### Stored data
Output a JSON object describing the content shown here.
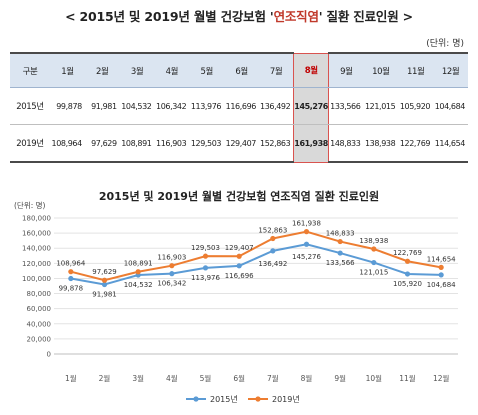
{
  "header": {
    "title_prefix": "< 2015년 및 2019년 월별 건강보험 '",
    "title_highlight": "연조직염",
    "title_suffix": "' 질환 진료인원 >",
    "unit": "(단위: 명)"
  },
  "table": {
    "corner": "구분",
    "months": [
      "1월",
      "2월",
      "3월",
      "4월",
      "5월",
      "6월",
      "7월",
      "8월",
      "9월",
      "10월",
      "11월",
      "12월"
    ],
    "rows": [
      {
        "label": "2015년",
        "values": [
          "99,878",
          "91,981",
          "104,532",
          "106,342",
          "113,976",
          "116,696",
          "136,492",
          "145,276",
          "133,566",
          "121,015",
          "105,920",
          "104,684"
        ]
      },
      {
        "label": "2019년",
        "values": [
          "108,964",
          "97,629",
          "108,891",
          "116,903",
          "129,503",
          "129,407",
          "152,863",
          "161,938",
          "148,833",
          "138,938",
          "122,769",
          "114,654"
        ]
      }
    ]
  },
  "chart_data": {
    "type": "line",
    "title": "2015년 및 2019년 월별 건강보험 연조직염 질환 진료인원",
    "ylabel": "(단위: 명)",
    "categories": [
      "1월",
      "2월",
      "3월",
      "4월",
      "5월",
      "6월",
      "7월",
      "8월",
      "9월",
      "10월",
      "11월",
      "12월"
    ],
    "ylim": [
      0,
      180000
    ],
    "yticks": [
      0,
      20000,
      40000,
      60000,
      80000,
      100000,
      120000,
      140000,
      160000,
      180000
    ],
    "ytick_labels": [
      "0",
      "20,000",
      "40,000",
      "60,000",
      "80,000",
      "100,000",
      "120,000",
      "140,000",
      "160,000",
      "180,000"
    ],
    "grid": true,
    "legend": "bottom",
    "series": [
      {
        "name": "2015년",
        "color": "#5b9bd5",
        "values": [
          99878,
          91981,
          104532,
          106342,
          113976,
          116696,
          136492,
          145276,
          133566,
          121015,
          105920,
          104684
        ],
        "labels": [
          "99,878",
          "91,981",
          "104,532",
          "106,342",
          "113,976",
          "116,696",
          "136,492",
          "145,276",
          "133,566",
          "121,015",
          "105,920",
          "104,684"
        ]
      },
      {
        "name": "2019년",
        "color": "#ed7d31",
        "values": [
          108964,
          97629,
          108891,
          116903,
          129503,
          129407,
          152863,
          161938,
          148833,
          138938,
          122769,
          114654
        ],
        "labels": [
          "108,964",
          "97,629",
          "108,891",
          "116,903",
          "129,503",
          "129,407",
          "152,863",
          "161,938",
          "148,833",
          "138,938",
          "122,769",
          "114,654"
        ]
      }
    ]
  }
}
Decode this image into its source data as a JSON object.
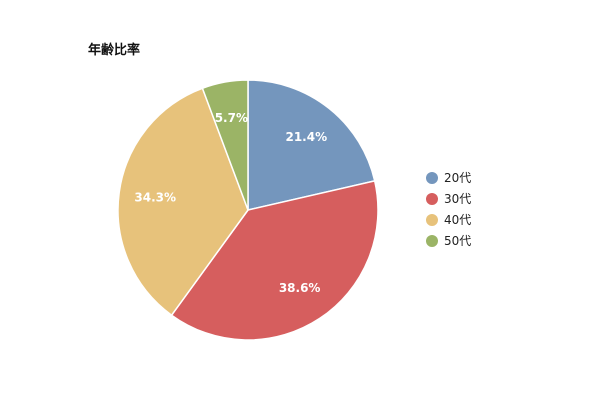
{
  "chart_data": {
    "type": "pie",
    "title": "年齢比率",
    "categories": [
      "20代",
      "30代",
      "40代",
      "50代"
    ],
    "values": [
      21.4,
      38.6,
      34.3,
      5.7
    ],
    "value_labels": [
      "21.4%",
      "38.6%",
      "34.3%",
      "5.7%"
    ],
    "colors": [
      "#7496bd",
      "#d65e5e",
      "#e7c27b",
      "#9bb466"
    ],
    "legend_position": "right",
    "start": "top",
    "direction": "clockwise"
  }
}
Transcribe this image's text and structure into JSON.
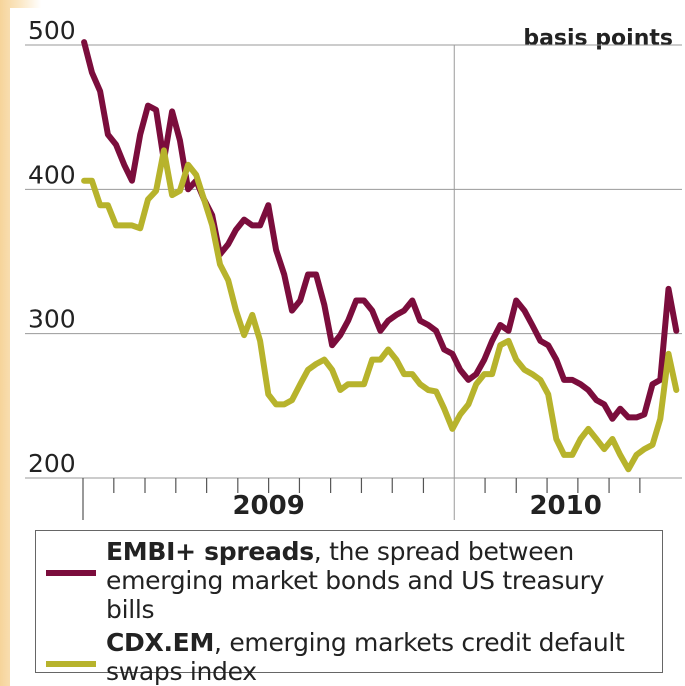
{
  "chart_data": {
    "type": "line",
    "y_axis_label": "basis points",
    "x": [
      2009.003,
      2009.024,
      2009.046,
      2009.067,
      2009.089,
      2009.111,
      2009.132,
      2009.154,
      2009.175,
      2009.197,
      2009.218,
      2009.24,
      2009.261,
      2009.283,
      2009.305,
      2009.326,
      2009.348,
      2009.369,
      2009.391,
      2009.412,
      2009.434,
      2009.456,
      2009.477,
      2009.499,
      2009.52,
      2009.542,
      2009.563,
      2009.585,
      2009.606,
      2009.628,
      2009.65,
      2009.671,
      2009.693,
      2009.714,
      2009.736,
      2009.757,
      2009.779,
      2009.801,
      2009.822,
      2009.844,
      2009.865,
      2009.887,
      2009.908,
      2009.93,
      2009.951,
      2009.973,
      2009.995,
      2010.016,
      2010.038,
      2010.059,
      2010.081,
      2010.102,
      2010.124,
      2010.146,
      2010.167,
      2010.189,
      2010.21,
      2010.232,
      2010.253,
      2010.275,
      2010.296,
      2010.318,
      2010.34,
      2010.361,
      2010.383,
      2010.404,
      2010.426,
      2010.447,
      2010.469,
      2010.491,
      2010.512,
      2010.534,
      2010.555,
      2010.577,
      2010.598
    ],
    "series": [
      {
        "name": "EMBI+ spreads",
        "description": ", the spread between emerging market bonds and US treasury bills",
        "color": "#7b0d3c",
        "values": [
          502,
          481,
          468,
          438,
          431,
          417,
          406,
          438,
          458,
          455,
          420,
          454,
          434,
          400,
          406,
          393,
          382,
          355,
          362,
          372,
          379,
          375,
          375,
          389,
          358,
          341,
          316,
          323,
          341,
          341,
          320,
          292,
          299,
          309,
          323,
          323,
          316,
          302,
          309,
          313,
          316,
          323,
          309,
          306,
          302,
          289,
          286,
          275,
          268,
          272,
          282,
          295,
          306,
          302,
          323,
          316,
          306,
          295,
          292,
          282,
          268,
          268,
          265,
          261,
          254,
          251,
          241,
          248,
          242,
          242,
          244,
          265,
          268,
          331,
          302
        ]
      },
      {
        "name": "CDX.EM",
        "description": ", emerging markets credit default swaps index",
        "color": "#b7b32c",
        "values": [
          406,
          406,
          389,
          389,
          375,
          375,
          375,
          373,
          393,
          399,
          427,
          396,
          399,
          417,
          410,
          393,
          375,
          348,
          337,
          316,
          299,
          313,
          295,
          258,
          251,
          251,
          254,
          265,
          275,
          279,
          282,
          275,
          261,
          265,
          265,
          265,
          282,
          282,
          289,
          282,
          272,
          272,
          265,
          261,
          260,
          248,
          234,
          244,
          251,
          265,
          272,
          272,
          292,
          295,
          282,
          275,
          272,
          268,
          258,
          227,
          216,
          216,
          227,
          234,
          227,
          220,
          227,
          216,
          206,
          216,
          220,
          223,
          241,
          286,
          261
        ]
      }
    ],
    "xlim": [
      2009,
      2010.6
    ],
    "xticks": [
      2009,
      2009.083,
      2009.167,
      2009.25,
      2009.333,
      2009.417,
      2009.5,
      2009.583,
      2009.667,
      2009.75,
      2009.833,
      2009.917,
      2010,
      2010.083,
      2010.167,
      2010.25,
      2010.333,
      2010.417,
      2010.5
    ],
    "year_labels": [
      {
        "value": 2009.5,
        "label": "2009"
      },
      {
        "value": 2010.3,
        "label": "2010"
      }
    ],
    "ylim": [
      200,
      500
    ],
    "yticks": [
      200,
      300,
      400,
      500
    ],
    "grid": true
  }
}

### Problem statement
From the listing above, collect each line in which the string "this" appears.

### Reply
Decode this image into its source data as a JSON object.
Transcribe this image's text and structure into JSON.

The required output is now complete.